> What you need to do
Extract each line from the entries below that has the string "name" in it.

— START Input —

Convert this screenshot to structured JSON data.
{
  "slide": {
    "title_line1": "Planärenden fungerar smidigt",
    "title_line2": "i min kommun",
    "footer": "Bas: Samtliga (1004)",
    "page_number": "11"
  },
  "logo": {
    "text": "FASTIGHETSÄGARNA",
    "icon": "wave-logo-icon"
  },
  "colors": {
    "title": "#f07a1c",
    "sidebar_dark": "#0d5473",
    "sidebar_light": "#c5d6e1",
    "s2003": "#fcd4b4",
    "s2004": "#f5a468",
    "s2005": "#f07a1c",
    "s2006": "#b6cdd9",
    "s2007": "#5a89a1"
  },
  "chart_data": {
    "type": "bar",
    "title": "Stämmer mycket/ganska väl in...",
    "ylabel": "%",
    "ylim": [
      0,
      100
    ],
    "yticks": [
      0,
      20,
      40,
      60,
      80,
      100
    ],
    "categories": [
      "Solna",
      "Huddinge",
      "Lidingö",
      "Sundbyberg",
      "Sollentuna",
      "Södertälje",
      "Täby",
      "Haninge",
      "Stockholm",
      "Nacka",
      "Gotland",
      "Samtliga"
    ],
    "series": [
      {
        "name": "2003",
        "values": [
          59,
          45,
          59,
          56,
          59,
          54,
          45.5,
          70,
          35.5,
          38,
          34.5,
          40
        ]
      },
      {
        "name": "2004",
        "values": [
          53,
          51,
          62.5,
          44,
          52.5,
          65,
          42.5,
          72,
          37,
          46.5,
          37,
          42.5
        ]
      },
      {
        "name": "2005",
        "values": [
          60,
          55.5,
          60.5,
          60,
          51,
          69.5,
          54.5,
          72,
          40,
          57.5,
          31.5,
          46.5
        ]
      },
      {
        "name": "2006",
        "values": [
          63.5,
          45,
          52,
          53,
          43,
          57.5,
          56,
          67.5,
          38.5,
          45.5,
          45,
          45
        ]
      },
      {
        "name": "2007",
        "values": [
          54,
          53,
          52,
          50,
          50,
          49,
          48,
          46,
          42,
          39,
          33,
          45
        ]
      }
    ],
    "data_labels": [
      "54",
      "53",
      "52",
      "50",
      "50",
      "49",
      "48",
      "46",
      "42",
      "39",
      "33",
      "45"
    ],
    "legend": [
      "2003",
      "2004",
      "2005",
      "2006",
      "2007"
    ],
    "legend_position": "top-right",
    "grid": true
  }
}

— END Input —

> Reply to the task
        "name": "2003",
        "name": "2004",
        "name": "2005",
        "name": "2006",
        "name": "2007",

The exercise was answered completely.